## start Given entries
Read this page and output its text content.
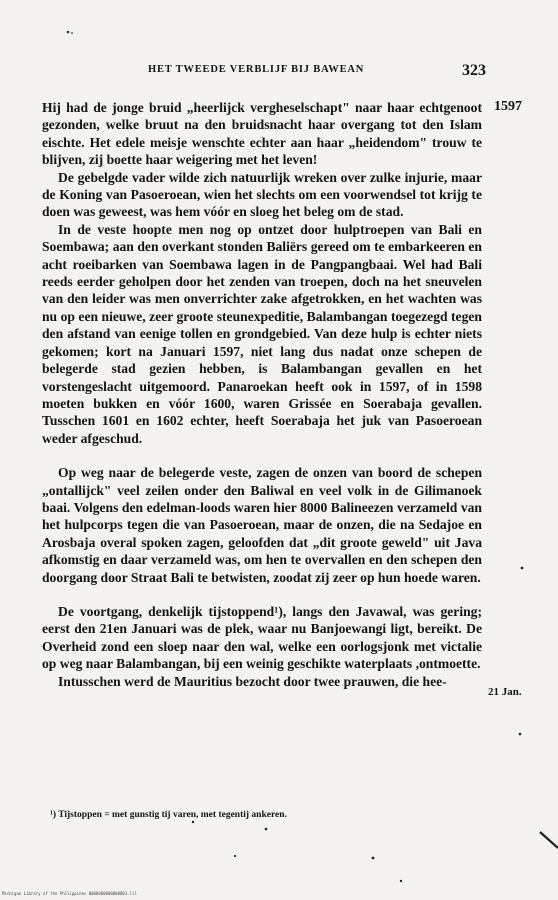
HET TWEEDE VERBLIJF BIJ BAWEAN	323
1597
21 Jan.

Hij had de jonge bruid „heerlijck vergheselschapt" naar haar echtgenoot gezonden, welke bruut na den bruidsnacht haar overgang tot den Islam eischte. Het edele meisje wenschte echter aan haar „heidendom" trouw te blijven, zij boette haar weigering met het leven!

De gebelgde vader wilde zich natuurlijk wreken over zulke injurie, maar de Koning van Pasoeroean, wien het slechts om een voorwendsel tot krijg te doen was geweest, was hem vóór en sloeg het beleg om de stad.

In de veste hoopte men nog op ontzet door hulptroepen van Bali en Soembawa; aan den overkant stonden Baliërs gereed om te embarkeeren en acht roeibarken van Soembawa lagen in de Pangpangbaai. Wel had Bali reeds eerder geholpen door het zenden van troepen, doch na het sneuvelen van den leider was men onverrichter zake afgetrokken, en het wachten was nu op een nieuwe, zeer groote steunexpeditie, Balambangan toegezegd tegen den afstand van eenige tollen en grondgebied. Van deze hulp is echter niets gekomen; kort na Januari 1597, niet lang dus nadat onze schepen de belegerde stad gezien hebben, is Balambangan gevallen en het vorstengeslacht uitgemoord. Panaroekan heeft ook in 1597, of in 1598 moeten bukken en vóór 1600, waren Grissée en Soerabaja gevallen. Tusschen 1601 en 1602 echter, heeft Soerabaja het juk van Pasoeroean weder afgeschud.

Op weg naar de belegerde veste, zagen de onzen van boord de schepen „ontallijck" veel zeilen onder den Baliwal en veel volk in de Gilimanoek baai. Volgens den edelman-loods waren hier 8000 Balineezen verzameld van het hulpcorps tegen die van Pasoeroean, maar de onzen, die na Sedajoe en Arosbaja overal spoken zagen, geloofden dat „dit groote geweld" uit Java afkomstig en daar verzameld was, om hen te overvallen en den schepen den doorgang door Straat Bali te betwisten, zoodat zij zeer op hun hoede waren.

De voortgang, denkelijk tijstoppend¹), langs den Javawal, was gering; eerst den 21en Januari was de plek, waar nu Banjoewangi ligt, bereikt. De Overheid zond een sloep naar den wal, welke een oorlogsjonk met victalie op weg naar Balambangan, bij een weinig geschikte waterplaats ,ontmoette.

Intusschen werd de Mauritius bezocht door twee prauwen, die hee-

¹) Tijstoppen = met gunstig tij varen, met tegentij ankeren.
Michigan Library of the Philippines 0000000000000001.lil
## end Given entries
Work to be completed> Return each line exactly as written. Any picture gets left out.

Response below>
Read this page and output its text content.
HET TWEEDE VERBLIJF BIJ BAWEAN	323
1597
21 Jan.

Hij had de jonge bruid „heerlijck vergheselschapt" naar haar echtgenoot gezonden, welke bruut na den bruidsnacht haar overgang tot den Islam eischte. Het edele meisje wenschte echter aan haar „heidendom" trouw te blijven, zij boette haar weigering met het leven!

De gebelgde vader wilde zich natuurlijk wreken over zulke injurie, maar de Koning van Pasoeroean, wien het slechts om een voorwendsel tot krijg te doen was geweest, was hem vóór en sloeg het beleg om de stad.

In de veste hoopte men nog op ontzet door hulptroepen van Bali en Soembawa; aan den overkant stonden Baliërs gereed om te embarkeeren en acht roeibarken van Soembawa lagen in de Pangpangbaai. Wel had Bali reeds eerder geholpen door het zenden van troepen, doch na het sneuvelen van den leider was men onverrichter zake afgetrokken, en het wachten was nu op een nieuwe, zeer groote steunexpeditie, Balambangan toegezegd tegen den afstand van eenige tollen en grondgebied. Van deze hulp is echter niets gekomen; kort na Januari 1597, niet lang dus nadat onze schepen de belegerde stad gezien hebben, is Balambangan gevallen en het vorstengeslacht uitgemoord. Panaroekan heeft ook in 1597, of in 1598 moeten bukken en vóór 1600, waren Grissée en Soerabaja gevallen. Tusschen 1601 en 1602 echter, heeft Soerabaja het juk van Pasoeroean weder afgeschud.

Op weg naar de belegerde veste, zagen de onzen van boord de schepen „ontallijck" veel zeilen onder den Baliwal en veel volk in de Gilimanoek baai. Volgens den edelman-loods waren hier 8000 Balineezen verzameld van het hulpcorps tegen die van Pasoeroean, maar de onzen, die na Sedajoe en Arosbaja overal spoken zagen, geloofden dat „dit groote geweld" uit Java afkomstig en daar verzameld was, om hen te overvallen en den schepen den doorgang door Straat Bali te betwisten, zoodat zij zeer op hun hoede waren.

De voortgang, denkelijk tijstoppend¹), langs den Javawal, was gering; eerst den 21en Januari was de plek, waar nu Banjoewangi ligt, bereikt. De Overheid zond een sloep naar den wal, welke een oorlogsjonk met victalie op weg naar Balambangan, bij een weinig geschikte waterplaats ,ontmoette.

Intusschen werd de Mauritius bezocht door twee prauwen, die hee-

¹) Tijstoppen = met gunstig tij varen, met tegentij ankeren.
Michigan Library of the Philippines 0000000000000001.lil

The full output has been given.